A run of records

···

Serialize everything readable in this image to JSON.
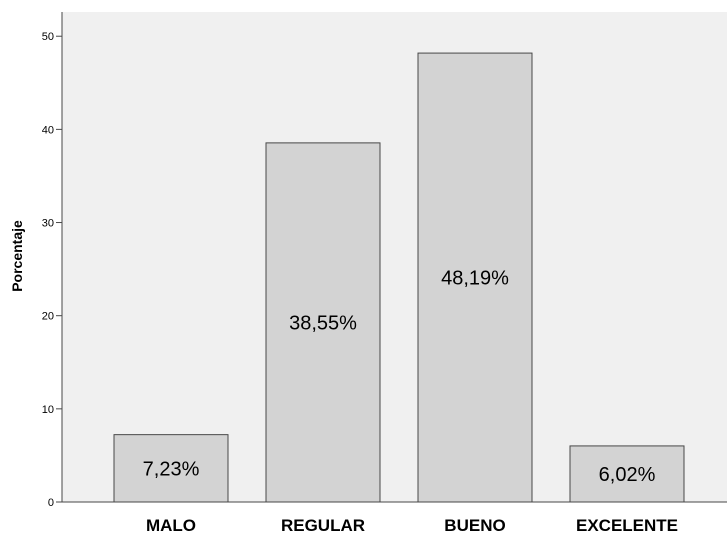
{
  "chart_data": {
    "type": "bar",
    "title": "",
    "xlabel": "",
    "ylabel": "Porcentaje",
    "categories": [
      "MALO",
      "REGULAR",
      "BUENO",
      "EXCELENTE"
    ],
    "values": [
      7.23,
      38.55,
      48.19,
      6.02
    ],
    "data_labels": [
      "7,23%",
      "38,55%",
      "48,19%",
      "6,02%"
    ],
    "yticks": [
      "0",
      "10",
      "20",
      "30",
      "40",
      "50"
    ],
    "ylim": [
      0,
      52.6
    ],
    "grid": false,
    "legend": "none",
    "colors": {
      "plot_background": "#f0f0f0",
      "bar_fill": "#d3d3d3",
      "bar_stroke": "#474747",
      "axis": "#474747"
    }
  }
}
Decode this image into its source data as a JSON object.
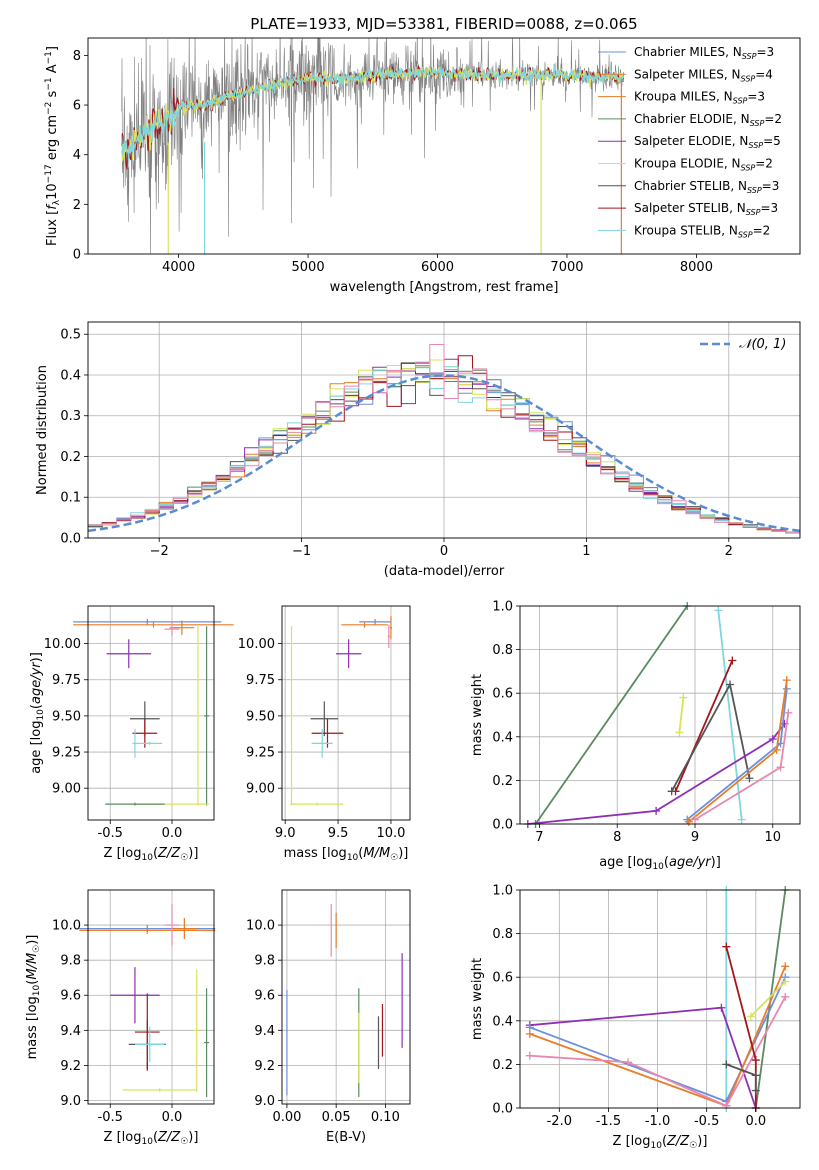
{
  "title": "PLATE=1933, MJD=53381, FIBERID=0088, z=0.065",
  "colors": {
    "Chabrier MILES": "#6a8fdc",
    "Salpeter MILES": "#e87d2a",
    "Kroupa MILES": "#e07b28",
    "Chabrier ELODIE": "#5a8a62",
    "Salpeter ELODIE": "#8e2fb3",
    "Kroupa ELODIE": "#d8e35a",
    "Chabrier STELIB": "#555555",
    "Salpeter STELIB": "#a3161a",
    "Kroupa STELIB": "#7fd6e0",
    "pink": "#e887b0",
    "data": "#808080",
    "gaussian": "#5b8bd0"
  },
  "chart_data": [
    {
      "type": "line",
      "xlabel": "wavelength [Angstrom, rest frame]",
      "ylabel": "Flux [f_λ 10^-17 erg cm^-2 s^-1 A^-1]",
      "xlim": [
        3300,
        8800
      ],
      "ylim": [
        0,
        8.7
      ],
      "xticks": [
        4000,
        5000,
        6000,
        7000,
        8000
      ],
      "yticks": [
        0,
        2,
        4,
        6,
        8
      ],
      "legend_position": "right",
      "legend": [
        {
          "label": "Chabrier MILES, N",
          "sub": "SSP",
          "tail": "=3",
          "color": "#6a8fdc"
        },
        {
          "label": "Salpeter MILES, N",
          "sub": "SSP",
          "tail": "=4",
          "color": "#e87d2a"
        },
        {
          "label": "Kroupa MILES, N",
          "sub": "SSP",
          "tail": "=3",
          "color": "#e07b28"
        },
        {
          "label": "Chabrier ELODIE, N",
          "sub": "SSP",
          "tail": "=2",
          "color": "#5a8a62"
        },
        {
          "label": "Salpeter ELODIE, N",
          "sub": "SSP",
          "tail": "=5",
          "color": "#8e2fb3"
        },
        {
          "label": "Kroupa ELODIE, N",
          "sub": "SSP",
          "tail": "=2",
          "color": "#d8e35a"
        },
        {
          "label": "Chabrier STELIB, N",
          "sub": "SSP",
          "tail": "=3",
          "color": "#555555"
        },
        {
          "label": "Salpeter STELIB, N",
          "sub": "SSP",
          "tail": "=3",
          "color": "#a3161a"
        },
        {
          "label": "Kroupa STELIB, N",
          "sub": "SSP",
          "tail": "=2",
          "color": "#7fd6e0"
        }
      ],
      "continuum": [
        [
          3500,
          4.3
        ],
        [
          3600,
          4.1
        ],
        [
          3700,
          4.6
        ],
        [
          3800,
          5.1
        ],
        [
          3900,
          5.3
        ],
        [
          4000,
          5.9
        ],
        [
          4200,
          6.0
        ],
        [
          4500,
          6.5
        ],
        [
          4800,
          6.9
        ],
        [
          5000,
          7.1
        ],
        [
          5200,
          7.0
        ],
        [
          5500,
          7.2
        ],
        [
          5800,
          7.3
        ],
        [
          6000,
          7.3
        ],
        [
          6300,
          7.2
        ],
        [
          6600,
          7.2
        ],
        [
          7000,
          7.2
        ],
        [
          7400,
          7.1
        ],
        [
          7800,
          6.9
        ],
        [
          8200,
          6.7
        ],
        [
          8500,
          6.6
        ]
      ]
    },
    {
      "type": "line",
      "xlabel": "(data-model)/error",
      "ylabel": "Normed distribution",
      "xlim": [
        -2.5,
        2.5
      ],
      "ylim": [
        0,
        0.53
      ],
      "xticks": [
        -2,
        -1,
        0,
        1,
        2
      ],
      "yticks": [
        0.0,
        0.1,
        0.2,
        0.3,
        0.4,
        0.5
      ],
      "legend_label": "𝒩(0, 1)",
      "legend_position": "top-right"
    },
    {
      "type": "scatter",
      "xlabel": "Z [log10(Z/Z☉)]",
      "ylabel": "age  [log10(age/yr)]",
      "xlim": [
        -0.68,
        0.34
      ],
      "ylim": [
        8.78,
        10.26
      ],
      "xticks": [
        -0.5,
        0.0
      ],
      "yticks": [
        9.0,
        9.25,
        9.5,
        9.75,
        10.0
      ],
      "points": [
        {
          "c": "Chabrier MILES",
          "x": -0.2,
          "y": 10.15,
          "xe": 0.6,
          "ye": 0.02
        },
        {
          "c": "Salpeter MILES",
          "x": -0.15,
          "y": 10.13,
          "xe": 0.65,
          "ye": 0.02
        },
        {
          "c": "Kroupa MILES",
          "x": 0.08,
          "y": 10.11,
          "xe": 0.1,
          "ye": 0.05
        },
        {
          "c": "pink",
          "x": 0.0,
          "y": 10.1,
          "xe": 0.06,
          "ye": 0.05
        },
        {
          "c": "Chabrier ELODIE",
          "x": 0.28,
          "y": 9.5,
          "xe": 0.02,
          "ye": 0.62
        },
        {
          "c": "Salpeter ELODIE",
          "x": -0.35,
          "y": 9.93,
          "xe": 0.18,
          "ye": 0.1
        },
        {
          "c": "Kroupa ELODIE",
          "x": 0.21,
          "y": 9.5,
          "xe": 0.02,
          "ye": 0.62
        },
        {
          "c": "Kroupa ELODIE",
          "x": 0.0,
          "y": 8.89,
          "xe": 0.3,
          "ye": 0.01
        },
        {
          "c": "Chabrier ELODIE",
          "x": -0.3,
          "y": 8.89,
          "xe": 0.24,
          "ye": 0.01
        },
        {
          "c": "Chabrier STELIB",
          "x": -0.22,
          "y": 9.48,
          "xe": 0.12,
          "ye": 0.12
        },
        {
          "c": "Salpeter STELIB",
          "x": -0.22,
          "y": 9.38,
          "xe": 0.1,
          "ye": 0.1
        },
        {
          "c": "Kroupa STELIB",
          "x": -0.3,
          "y": 9.31,
          "xe": 0.02,
          "ye": 0.1
        },
        {
          "c": "Kroupa STELIB",
          "x": -0.18,
          "y": 9.31,
          "xe": 0.1,
          "ye": 0.01
        }
      ]
    },
    {
      "type": "scatter",
      "xlabel": "mass [log10(M/M☉)]",
      "ylabel": "",
      "xlim": [
        8.97,
        10.18
      ],
      "ylim": [
        8.78,
        10.26
      ],
      "xticks": [
        9.0,
        9.5,
        10.0
      ],
      "yticks": [
        9.0,
        9.25,
        9.5,
        9.75,
        10.0
      ],
      "points": [
        {
          "c": "Chabrier MILES",
          "x": 9.85,
          "y": 10.15,
          "xe": 0.15,
          "ye": 0.02
        },
        {
          "c": "Salpeter MILES",
          "x": 9.75,
          "y": 10.13,
          "xe": 0.22,
          "ye": 0.02
        },
        {
          "c": "Kroupa MILES",
          "x": 10.0,
          "y": 10.11,
          "xe": 0.01,
          "ye": 0.08
        },
        {
          "c": "pink",
          "x": 9.98,
          "y": 10.05,
          "xe": 0.01,
          "ye": 0.08
        },
        {
          "c": "Salpeter ELODIE",
          "x": 9.6,
          "y": 9.93,
          "xe": 0.12,
          "ye": 0.1
        },
        {
          "c": "Kroupa ELODIE",
          "x": 9.06,
          "y": 9.5,
          "xe": 0.01,
          "ye": 0.62
        },
        {
          "c": "Kroupa ELODIE",
          "x": 9.3,
          "y": 8.89,
          "xe": 0.25,
          "ye": 0.01
        },
        {
          "c": "Chabrier STELIB",
          "x": 9.37,
          "y": 9.48,
          "xe": 0.13,
          "ye": 0.12
        },
        {
          "c": "Salpeter STELIB",
          "x": 9.4,
          "y": 9.38,
          "xe": 0.15,
          "ye": 0.1
        },
        {
          "c": "Kroupa STELIB",
          "x": 9.35,
          "y": 9.31,
          "xe": 0.1,
          "ye": 0.1
        }
      ]
    },
    {
      "type": "line",
      "xlabel": "age  [log10(age/yr)]",
      "ylabel": "mass weight",
      "xlim": [
        6.75,
        10.35
      ],
      "ylim": [
        0,
        1.0
      ],
      "xticks": [
        7,
        8,
        9,
        10
      ],
      "yticks": [
        0.0,
        0.2,
        0.4,
        0.6,
        0.8,
        1.0
      ],
      "series": [
        {
          "c": "Chabrier ELODIE",
          "pts": [
            [
              6.95,
              0.0
            ],
            [
              8.9,
              1.0
            ]
          ]
        },
        {
          "c": "Kroupa ELODIE",
          "pts": [
            [
              8.8,
              0.42
            ],
            [
              8.85,
              0.58
            ]
          ]
        },
        {
          "c": "Kroupa STELIB",
          "pts": [
            [
              9.3,
              0.98
            ],
            [
              9.6,
              0.02
            ]
          ]
        },
        {
          "c": "Salpeter STELIB",
          "pts": [
            [
              8.75,
              0.15
            ],
            [
              9.48,
              0.75
            ]
          ]
        },
        {
          "c": "Chabrier STELIB",
          "pts": [
            [
              8.7,
              0.15
            ],
            [
              9.45,
              0.64
            ],
            [
              9.7,
              0.21
            ]
          ]
        },
        {
          "c": "Salpeter ELODIE",
          "pts": [
            [
              6.85,
              0.0
            ],
            [
              8.5,
              0.06
            ],
            [
              10.0,
              0.39
            ],
            [
              10.15,
              0.46
            ]
          ]
        },
        {
          "c": "Chabrier MILES",
          "pts": [
            [
              8.9,
              0.02
            ],
            [
              10.1,
              0.37
            ],
            [
              10.18,
              0.62
            ]
          ]
        },
        {
          "c": "Salpeter MILES",
          "pts": [
            [
              8.92,
              0.01
            ],
            [
              10.05,
              0.34
            ],
            [
              10.18,
              0.66
            ]
          ]
        },
        {
          "c": "pink",
          "pts": [
            [
              9.0,
              0.02
            ],
            [
              10.1,
              0.26
            ],
            [
              10.2,
              0.51
            ]
          ]
        }
      ]
    },
    {
      "type": "scatter",
      "xlabel": "Z [log10(Z/Z☉)]",
      "ylabel": "mass [log10(M/M☉)]",
      "xlim": [
        -0.68,
        0.34
      ],
      "ylim": [
        8.98,
        10.2
      ],
      "xticks": [
        -0.5,
        0.0
      ],
      "yticks": [
        9.0,
        9.2,
        9.4,
        9.6,
        9.8,
        10.0
      ],
      "points": [
        {
          "c": "Chabrier MILES",
          "x": -0.2,
          "y": 9.98,
          "xe": 0.55,
          "ye": 0.02
        },
        {
          "c": "Salpeter MILES",
          "x": -0.2,
          "y": 9.97,
          "xe": 0.55,
          "ye": 0.02
        },
        {
          "c": "Kroupa MILES",
          "x": 0.1,
          "y": 9.98,
          "xe": 0.1,
          "ye": 0.06
        },
        {
          "c": "pink",
          "x": 0.0,
          "y": 10.0,
          "xe": 0.06,
          "ye": 0.12
        },
        {
          "c": "Chabrier ELODIE",
          "x": 0.28,
          "y": 9.33,
          "xe": 0.02,
          "ye": 0.31
        },
        {
          "c": "Salpeter ELODIE",
          "x": -0.3,
          "y": 9.6,
          "xe": 0.2,
          "ye": 0.16
        },
        {
          "c": "Kroupa ELODIE",
          "x": 0.2,
          "y": 9.4,
          "xe": 0.02,
          "ye": 0.35
        },
        {
          "c": "Kroupa ELODIE",
          "x": -0.1,
          "y": 9.06,
          "xe": 0.3,
          "ye": 0.01
        },
        {
          "c": "Chabrier STELIB",
          "x": -0.2,
          "y": 9.32,
          "xe": 0.15,
          "ye": 0.14
        },
        {
          "c": "Salpeter STELIB",
          "x": -0.2,
          "y": 9.39,
          "xe": 0.1,
          "ye": 0.22
        },
        {
          "c": "Kroupa STELIB",
          "x": -0.18,
          "y": 9.32,
          "xe": 0.12,
          "ye": 0.1
        }
      ]
    },
    {
      "type": "scatter",
      "xlabel": "E(B-V)",
      "ylabel": "",
      "xlim": [
        -0.005,
        0.125
      ],
      "ylim": [
        8.98,
        10.2
      ],
      "xticks": [
        0.0,
        0.05,
        0.1
      ],
      "yticks": [
        9.0,
        9.2,
        9.4,
        9.6,
        9.8,
        10.0
      ],
      "points": [
        {
          "c": "Chabrier MILES",
          "x": 0.0,
          "y": 9.33,
          "xe": 0.0,
          "ye": 0.3
        },
        {
          "c": "pink",
          "x": 0.045,
          "y": 9.97,
          "xe": 0.0,
          "ye": 0.15
        },
        {
          "c": "Kroupa MILES",
          "x": 0.05,
          "y": 9.97,
          "xe": 0.0,
          "ye": 0.1
        },
        {
          "c": "Chabrier ELODIE",
          "x": 0.073,
          "y": 9.33,
          "xe": 0.0,
          "ye": 0.31
        },
        {
          "c": "Kroupa ELODIE",
          "x": 0.073,
          "y": 9.3,
          "xe": 0.0,
          "ye": 0.2
        },
        {
          "c": "Chabrier STELIB",
          "x": 0.093,
          "y": 9.33,
          "xe": 0.0,
          "ye": 0.15
        },
        {
          "c": "Salpeter STELIB",
          "x": 0.097,
          "y": 9.4,
          "xe": 0.0,
          "ye": 0.15
        },
        {
          "c": "Salpeter ELODIE",
          "x": 0.117,
          "y": 9.57,
          "xe": 0.0,
          "ye": 0.27
        }
      ]
    },
    {
      "type": "line",
      "xlabel": "Z [log10(Z/Z☉)]",
      "ylabel": "mass weight",
      "xlim": [
        -2.4,
        0.45
      ],
      "ylim": [
        0,
        1.0
      ],
      "xticks": [
        -2.0,
        -1.5,
        -1.0,
        -0.5,
        0.0
      ],
      "yticks": [
        0.0,
        0.2,
        0.4,
        0.6,
        0.8,
        1.0
      ],
      "series": [
        {
          "c": "Kroupa STELIB",
          "pts": [
            [
              -0.3,
              0.0
            ],
            [
              -0.3,
              1.0
            ]
          ]
        },
        {
          "c": "Chabrier ELODIE",
          "pts": [
            [
              0.0,
              0.0
            ],
            [
              0.3,
              1.0
            ]
          ]
        },
        {
          "c": "Salpeter ELODIE",
          "pts": [
            [
              -2.3,
              0.38
            ],
            [
              -0.35,
              0.46
            ],
            [
              0.0,
              0.0
            ]
          ]
        },
        {
          "c": "Chabrier MILES",
          "pts": [
            [
              -2.3,
              0.37
            ],
            [
              -0.3,
              0.03
            ],
            [
              0.3,
              0.6
            ]
          ]
        },
        {
          "c": "Salpeter MILES",
          "pts": [
            [
              -2.3,
              0.34
            ],
            [
              -0.3,
              0.01
            ],
            [
              0.3,
              0.65
            ]
          ]
        },
        {
          "c": "pink",
          "pts": [
            [
              -2.3,
              0.24
            ],
            [
              -1.3,
              0.21
            ],
            [
              -0.3,
              0.01
            ],
            [
              0.3,
              0.51
            ]
          ]
        },
        {
          "c": "Kroupa ELODIE",
          "pts": [
            [
              -0.05,
              0.42
            ],
            [
              0.3,
              0.58
            ]
          ]
        },
        {
          "c": "Salpeter STELIB",
          "pts": [
            [
              -0.3,
              0.74
            ],
            [
              0.0,
              0.22
            ],
            [
              0.0,
              0.0
            ]
          ]
        },
        {
          "c": "Chabrier STELIB",
          "pts": [
            [
              -0.3,
              0.2
            ],
            [
              0.0,
              0.15
            ],
            [
              0.0,
              0.08
            ]
          ]
        }
      ]
    }
  ]
}
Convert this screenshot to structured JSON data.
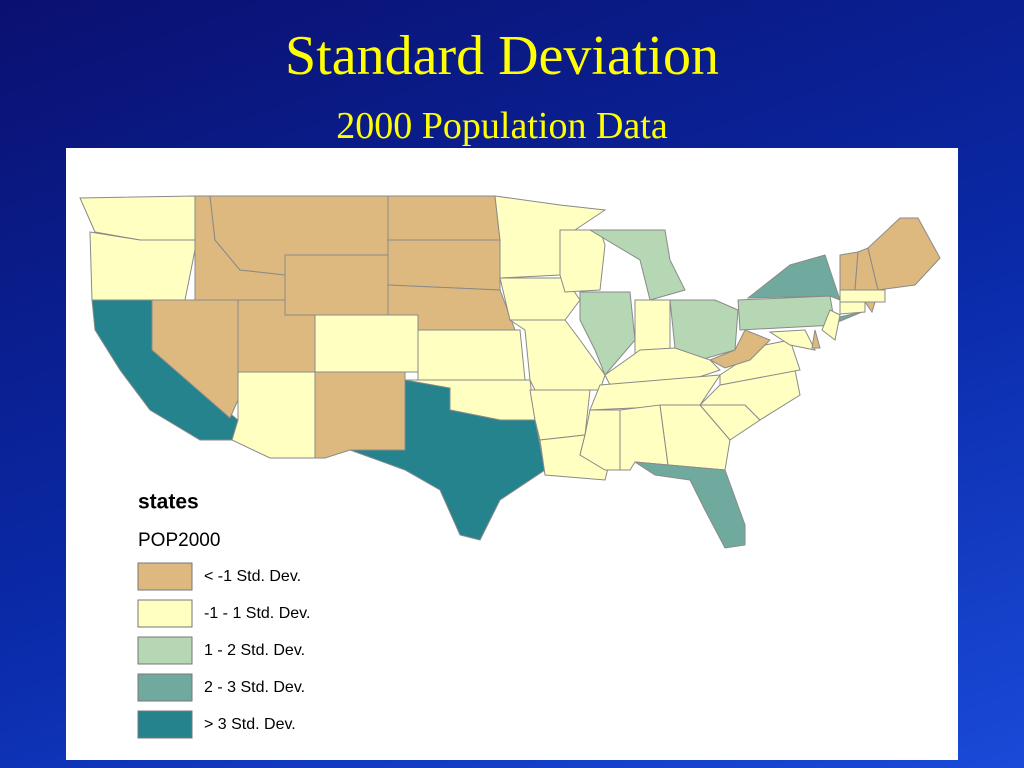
{
  "header": {
    "title": "Standard Deviation",
    "subtitle": "2000 Population Data"
  },
  "legend": {
    "layer": "states",
    "field": "POP2000",
    "items": [
      {
        "label": "< -1 Std. Dev.",
        "color": "#ddb97f"
      },
      {
        "label": "-1 - 1 Std. Dev.",
        "color": "#ffffc2"
      },
      {
        "label": "1 - 2 Std. Dev.",
        "color": "#b6d7b4"
      },
      {
        "label": "2 - 3 Std. Dev.",
        "color": "#70aa9f"
      },
      {
        "label": "> 3 Std. Dev.",
        "color": "#24838c"
      }
    ]
  }
}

···

-- WRITTEN PROBLEM --
Retype exactly, and only, the lines from the one containing "Convert this screenshot" through the end of the material, leaving aside every picture.

-- ANSWER IN FULL --
Convert this screenshot to structured JSON data.
{
  "header": {
    "title": "Standard Deviation",
    "subtitle": "2000 Population Data"
  },
  "legend": {
    "layer": "states",
    "field": "POP2000",
    "items": [
      {
        "label": "< -1 Std. Dev.",
        "color": "#ddb97f"
      },
      {
        "label": "-1 - 1 Std. Dev.",
        "color": "#ffffc2"
      },
      {
        "label": "1 - 2 Std. Dev.",
        "color": "#b6d7b4"
      },
      {
        "label": "2 - 3 Std. Dev.",
        "color": "#70aa9f"
      },
      {
        "label": "> 3 Std. Dev.",
        "color": "#24838c"
      }
    ]
  }
}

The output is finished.